>> BEGIN

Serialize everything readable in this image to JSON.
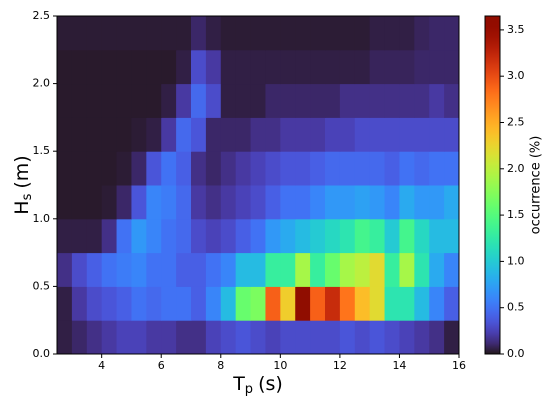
{
  "chart_data": {
    "type": "heatmap",
    "xlabel": {
      "base": "T",
      "sub": "p",
      "unit": "(s)"
    },
    "ylabel": {
      "base": "H",
      "sub": "s",
      "unit": "(m)"
    },
    "colorbar_label": "occurrence (%)",
    "colormap": "turbo",
    "xbins": [
      2.5,
      3,
      3.5,
      4,
      4.5,
      5,
      5.5,
      6,
      6.5,
      7,
      7.5,
      8,
      8.5,
      9,
      9.5,
      10,
      10.5,
      11,
      11.5,
      12,
      12.5,
      13,
      13.5,
      14,
      14.5,
      15,
      15.5,
      16
    ],
    "ybins": [
      0,
      0.25,
      0.5,
      0.75,
      1,
      1.25,
      1.5,
      1.75,
      2,
      2.25,
      2.5
    ],
    "values": [
      [
        0.05,
        0.1,
        0.15,
        0.2,
        0.25,
        0.25,
        0.2,
        0.2,
        0.15,
        0.15,
        0.25,
        0.3,
        0.35,
        0.3,
        0.25,
        0.3,
        0.3,
        0.3,
        0.3,
        0.35,
        0.3,
        0.35,
        0.3,
        0.25,
        0.2,
        0.15,
        0.05
      ],
      [
        0.05,
        0.2,
        0.3,
        0.35,
        0.4,
        0.5,
        0.45,
        0.5,
        0.5,
        0.4,
        0.6,
        0.9,
        1.6,
        1.7,
        2.9,
        2.3,
        3.65,
        2.9,
        3.2,
        2.8,
        2.4,
        2.2,
        1.2,
        1.2,
        0.9,
        0.6,
        0.4
      ],
      [
        0.15,
        0.3,
        0.4,
        0.5,
        0.55,
        0.6,
        0.5,
        0.5,
        0.4,
        0.4,
        0.5,
        0.6,
        0.9,
        0.9,
        1.3,
        1.3,
        1.9,
        1.3,
        1.6,
        1.9,
        2.0,
        2.2,
        1.3,
        1.9,
        1.2,
        0.8,
        0.6
      ],
      [
        0.05,
        0.05,
        0.05,
        0.15,
        0.5,
        0.7,
        0.6,
        0.5,
        0.45,
        0.3,
        0.25,
        0.3,
        0.4,
        0.5,
        0.7,
        0.8,
        0.9,
        1.0,
        1.1,
        1.2,
        1.4,
        1.3,
        1.0,
        1.4,
        1.1,
        0.9,
        0.9
      ],
      [
        0.02,
        0.02,
        0.02,
        0.03,
        0.1,
        0.35,
        0.6,
        0.55,
        0.45,
        0.2,
        0.15,
        0.2,
        0.25,
        0.3,
        0.4,
        0.5,
        0.5,
        0.6,
        0.7,
        0.7,
        0.75,
        0.7,
        0.6,
        0.8,
        0.7,
        0.7,
        0.8
      ],
      [
        0.02,
        0.02,
        0.02,
        0.02,
        0.03,
        0.1,
        0.35,
        0.5,
        0.4,
        0.15,
        0.1,
        0.15,
        0.2,
        0.25,
        0.3,
        0.35,
        0.35,
        0.4,
        0.45,
        0.45,
        0.45,
        0.45,
        0.4,
        0.5,
        0.45,
        0.5,
        0.5
      ],
      [
        0.02,
        0.02,
        0.02,
        0.02,
        0.02,
        0.03,
        0.05,
        0.2,
        0.45,
        0.35,
        0.1,
        0.1,
        0.1,
        0.15,
        0.15,
        0.2,
        0.2,
        0.2,
        0.25,
        0.25,
        0.3,
        0.3,
        0.3,
        0.3,
        0.3,
        0.3,
        0.3
      ],
      [
        0.02,
        0.02,
        0.02,
        0.02,
        0.02,
        0.02,
        0.02,
        0.05,
        0.2,
        0.45,
        0.3,
        0.05,
        0.05,
        0.05,
        0.1,
        0.1,
        0.1,
        0.1,
        0.1,
        0.15,
        0.15,
        0.15,
        0.15,
        0.15,
        0.15,
        0.2,
        0.15
      ],
      [
        0.02,
        0.02,
        0.02,
        0.02,
        0.02,
        0.02,
        0.02,
        0.02,
        0.05,
        0.3,
        0.2,
        0.05,
        0.05,
        0.05,
        0.05,
        0.05,
        0.05,
        0.05,
        0.05,
        0.05,
        0.05,
        0.08,
        0.08,
        0.08,
        0.1,
        0.1,
        0.1
      ],
      [
        0.03,
        0.03,
        0.03,
        0.03,
        0.03,
        0.03,
        0.03,
        0.03,
        0.03,
        0.1,
        0.05,
        0.03,
        0.03,
        0.03,
        0.03,
        0.03,
        0.03,
        0.03,
        0.03,
        0.03,
        0.03,
        0.05,
        0.05,
        0.05,
        0.08,
        0.1,
        0.1
      ]
    ],
    "xlim": [
      2.5,
      16
    ],
    "ylim": [
      0,
      2.5
    ],
    "xticks": [
      4,
      6,
      8,
      10,
      12,
      14,
      16
    ],
    "yticks": [
      {
        "value": 0,
        "label": "0.0"
      },
      {
        "value": 0.5,
        "label": "0.5"
      },
      {
        "value": 1,
        "label": "1.0"
      },
      {
        "value": 1.5,
        "label": "1.5"
      },
      {
        "value": 2,
        "label": "2.0"
      },
      {
        "value": 2.5,
        "label": "2.5"
      }
    ],
    "clim": [
      0,
      3.65
    ],
    "cticks": [
      {
        "value": 0,
        "label": "0.0"
      },
      {
        "value": 0.5,
        "label": "0.5"
      },
      {
        "value": 1,
        "label": "1.0"
      },
      {
        "value": 1.5,
        "label": "1.5"
      },
      {
        "value": 2,
        "label": "2.0"
      },
      {
        "value": 2.5,
        "label": "2.5"
      },
      {
        "value": 3,
        "label": "3.0"
      },
      {
        "value": 3.5,
        "label": "3.5"
      }
    ]
  }
}
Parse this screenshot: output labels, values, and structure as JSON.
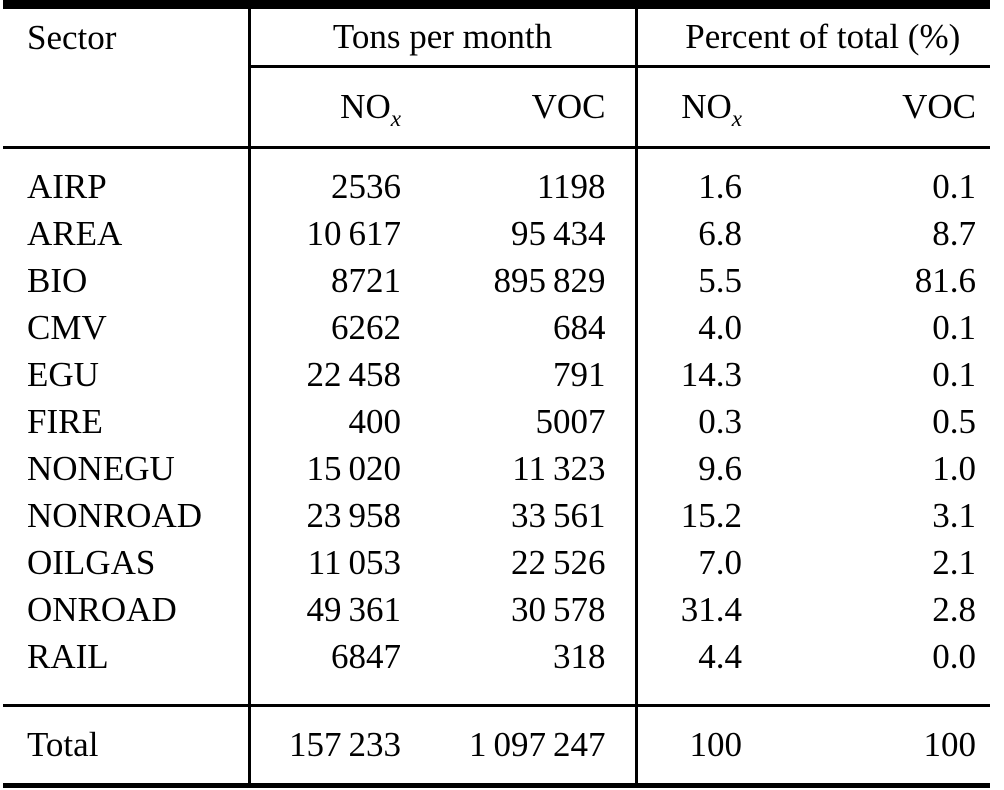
{
  "table": {
    "col_group_headers": {
      "sector": "Sector",
      "tons": "Tons per month",
      "percent": "Percent of total (%)"
    },
    "sub_headers": {
      "nox_main": "NO",
      "nox_sub": "x",
      "voc": "VOC"
    },
    "rows": [
      {
        "sector": "AIRP",
        "tons_nox": "2536",
        "tons_voc": "1198",
        "pct_nox": "1.6",
        "pct_voc": "0.1"
      },
      {
        "sector": "AREA",
        "tons_nox": "10 617",
        "tons_voc": "95 434",
        "pct_nox": "6.8",
        "pct_voc": "8.7"
      },
      {
        "sector": "BIO",
        "tons_nox": "8721",
        "tons_voc": "895 829",
        "pct_nox": "5.5",
        "pct_voc": "81.6"
      },
      {
        "sector": "CMV",
        "tons_nox": "6262",
        "tons_voc": "684",
        "pct_nox": "4.0",
        "pct_voc": "0.1"
      },
      {
        "sector": "EGU",
        "tons_nox": "22 458",
        "tons_voc": "791",
        "pct_nox": "14.3",
        "pct_voc": "0.1"
      },
      {
        "sector": "FIRE",
        "tons_nox": "400",
        "tons_voc": "5007",
        "pct_nox": "0.3",
        "pct_voc": "0.5"
      },
      {
        "sector": "NONEGU",
        "tons_nox": "15 020",
        "tons_voc": "11 323",
        "pct_nox": "9.6",
        "pct_voc": "1.0"
      },
      {
        "sector": "NONROAD",
        "tons_nox": "23 958",
        "tons_voc": "33 561",
        "pct_nox": "15.2",
        "pct_voc": "3.1"
      },
      {
        "sector": "OILGAS",
        "tons_nox": "11 053",
        "tons_voc": "22 526",
        "pct_nox": "7.0",
        "pct_voc": "2.1"
      },
      {
        "sector": "ONROAD",
        "tons_nox": "49 361",
        "tons_voc": "30 578",
        "pct_nox": "31.4",
        "pct_voc": "2.8"
      },
      {
        "sector": "RAIL",
        "tons_nox": "6847",
        "tons_voc": "318",
        "pct_nox": "4.4",
        "pct_voc": "0.0"
      }
    ],
    "total": {
      "label": "Total",
      "tons_nox": "157 233",
      "tons_voc": "1 097 247",
      "pct_nox": "100",
      "pct_voc": "100"
    }
  },
  "colors": {
    "text": "#000000",
    "background": "#ffffff",
    "rule": "#000000"
  }
}
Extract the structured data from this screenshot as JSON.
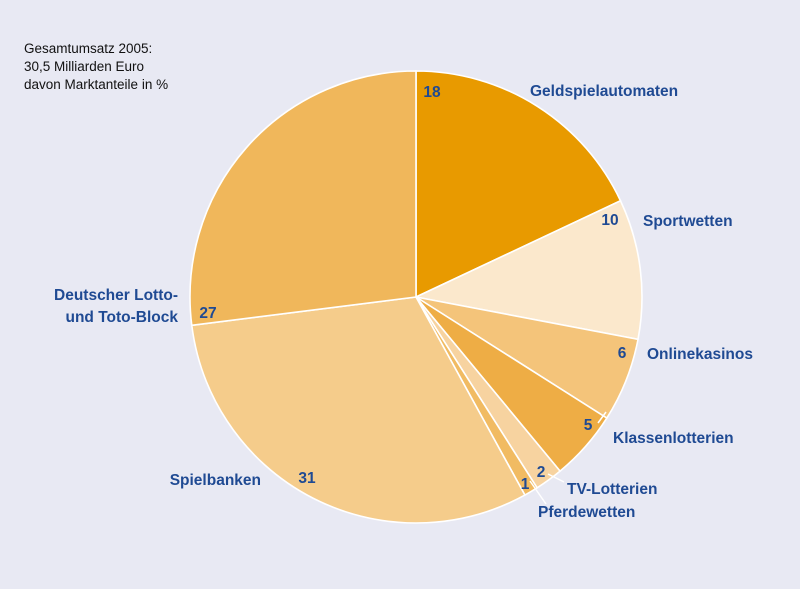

>> END

Pull out every line above that holds the word "values".

    "values": [
Parse this screenshot: output labels, values, and structure as JSON.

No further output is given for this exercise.